(THE PROBLEM) The records below must be copied in full; omit the images.

Begin ENTRIES SUPPLIED

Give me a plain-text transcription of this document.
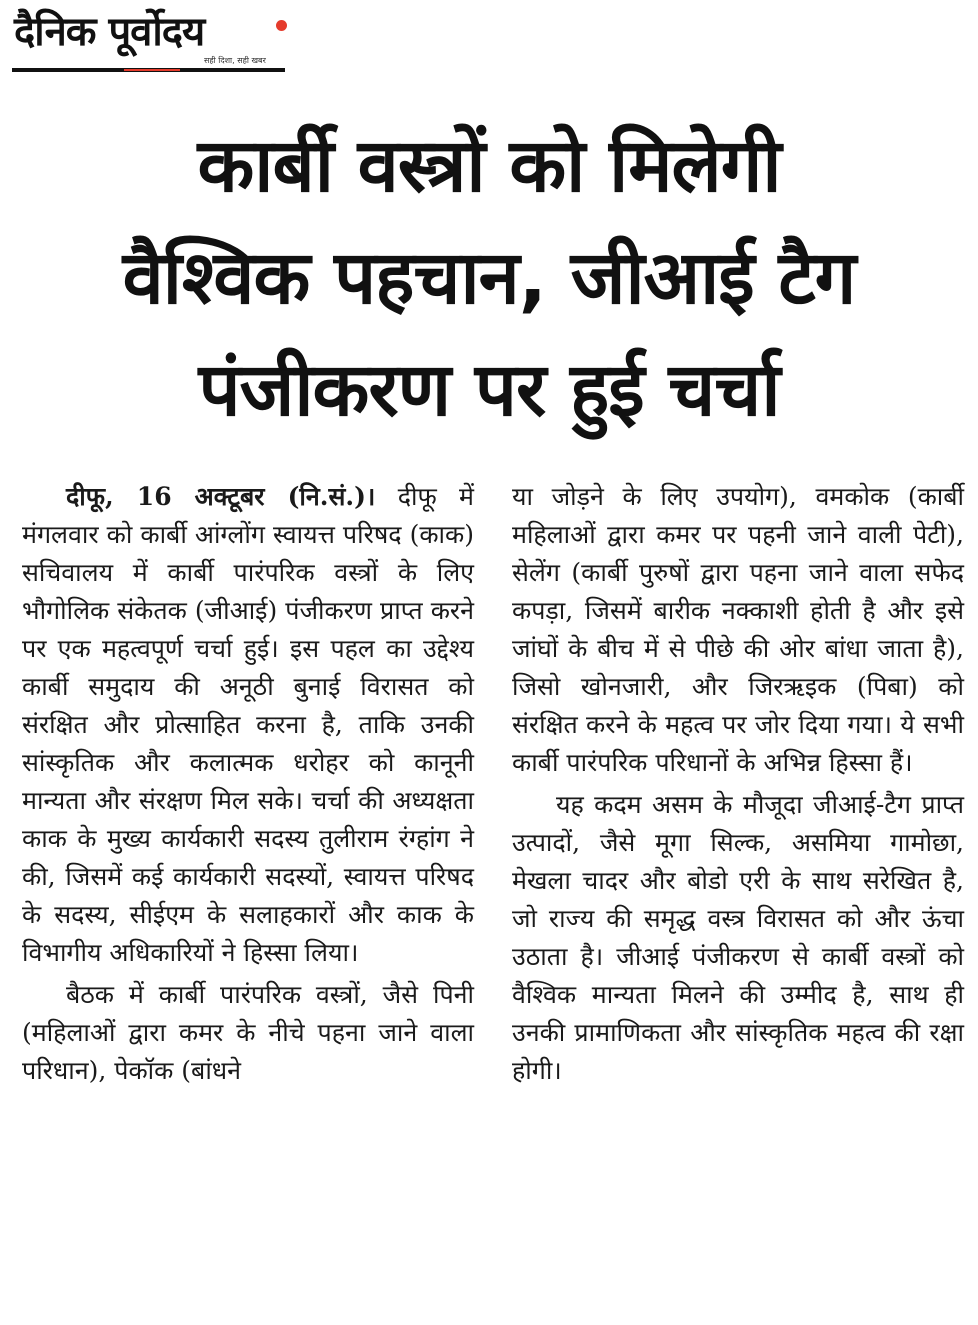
दैनिक पूर्वोदय
सही दिशा, सही खबर
कार्बी वस्त्रों को मिलेगी
वैश्विक पहचान, जीआई टैग
पंजीकरण पर हुई चर्चा

दीफू, 16 अक्टूबर (नि.सं.)। दीफू में मंगलवार को कार्बी आंग्लोंग स्वायत्त परिषद (काक) सचिवालय में कार्बी पारंपरिक वस्त्रों के लिए भौगोलिक संकेतक (जीआई) पंजीकरण प्राप्त करने पर एक महत्वपूर्ण चर्चा हुई। इस पहल का उद्देश्य कार्बी समुदाय की अनूठी बुनाई विरासत को संरक्षित और प्रोत्साहित करना है, ताकि उनकी सांस्कृतिक और कलात्मक धरोहर को कानूनी मान्यता और संरक्षण मिल सके। चर्चा की अध्यक्षता काक के मुख्य कार्यकारी सदस्य तुलीराम रंग्हांग ने की, जिसमें कई कार्यकारी सदस्यों, स्वायत्त परिषद के सदस्य, सीईएम के सलाहकारों और काक के विभागीय अधिकारियों ने हिस्सा लिया।

बैठक में कार्बी पारंपरिक वस्त्रों, जैसे पिनी (महिलाओं द्वारा कमर के नीचे पहना जाने वाला परिधान), पेकॉक (बांधने

या जोड़ने के लिए उपयोग), वमकोक (कार्बी महिलाओं द्वारा कमर पर पहनी जाने वाली पेटी), सेलेंग (कार्बी पुरुषों द्वारा पहना जाने वाला सफेद कपड़ा, जिसमें बारीक नक्काशी होती है और इसे जांघों के बीच में से पीछे की ओर बांधा जाता है), जिसो खोनजारी, और जिरऋइक (पिबा) को संरक्षित करने के महत्व पर जोर दिया गया। ये सभी कार्बी पारंपरिक परिधानों के अभिन्न हिस्सा हैं।

यह कदम असम के मौजूदा जीआई-टैग प्राप्त उत्पादों, जैसे मूगा सिल्क, असमिया गामोछा, मेखला चादर और बोडो एरी के साथ सरेखित है, जो राज्य की समृद्ध वस्त्र विरासत को और ऊंचा उठाता है। जीआई पंजीकरण से कार्बी वस्त्रों को वैश्विक मान्यता मिलने की उम्मीद है, साथ ही उनकी प्रामाणिकता और सांस्कृतिक महत्व की रक्षा होगी।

End ENTRIES SUPPLIED

(FINISHED EXERCISE)
Give me a plain-text transcription of this document.
दैनिक पूर्वोदय
सही दिशा, सही खबर
कार्बी वस्त्रों को मिलेगी
वैश्विक पहचान, जीआई टैग
पंजीकरण पर हुई चर्चा

दीफू, 16 अक्टूबर (नि.सं.)। दीफू में मंगलवार को कार्बी आंग्लोंग स्वायत्त परिषद (काक) सचिवालय में कार्बी पारंपरिक वस्त्रों के लिए भौगोलिक संकेतक (जीआई) पंजीकरण प्राप्त करने पर एक महत्वपूर्ण चर्चा हुई। इस पहल का उद्देश्य कार्बी समुदाय की अनूठी बुनाई विरासत को संरक्षित और प्रोत्साहित करना है, ताकि उनकी सांस्कृतिक और कलात्मक धरोहर को कानूनी मान्यता और संरक्षण मिल सके। चर्चा की अध्यक्षता काक के मुख्य कार्यकारी सदस्य तुलीराम रंग्हांग ने की, जिसमें कई कार्यकारी सदस्यों, स्वायत्त परिषद के सदस्य, सीईएम के सलाहकारों और काक के विभागीय अधिकारियों ने हिस्सा लिया।

बैठक में कार्बी पारंपरिक वस्त्रों, जैसे पिनी (महिलाओं द्वारा कमर के नीचे पहना जाने वाला परिधान), पेकॉक (बांधने

या जोड़ने के लिए उपयोग), वमकोक (कार्बी महिलाओं द्वारा कमर पर पहनी जाने वाली पेटी), सेलेंग (कार्बी पुरुषों द्वारा पहना जाने वाला सफेद कपड़ा, जिसमें बारीक नक्काशी होती है और इसे जांघों के बीच में से पीछे की ओर बांधा जाता है), जिसो खोनजारी, और जिरऋइक (पिबा) को संरक्षित करने के महत्व पर जोर दिया गया। ये सभी कार्बी पारंपरिक परिधानों के अभिन्न हिस्सा हैं।

यह कदम असम के मौजूदा जीआई-टैग प्राप्त उत्पादों, जैसे मूगा सिल्क, असमिया गामोछा, मेखला चादर और बोडो एरी के साथ सरेखित है, जो राज्य की समृद्ध वस्त्र विरासत को और ऊंचा उठाता है। जीआई पंजीकरण से कार्बी वस्त्रों को वैश्विक मान्यता मिलने की उम्मीद है, साथ ही उनकी प्रामाणिकता और सांस्कृतिक महत्व की रक्षा होगी।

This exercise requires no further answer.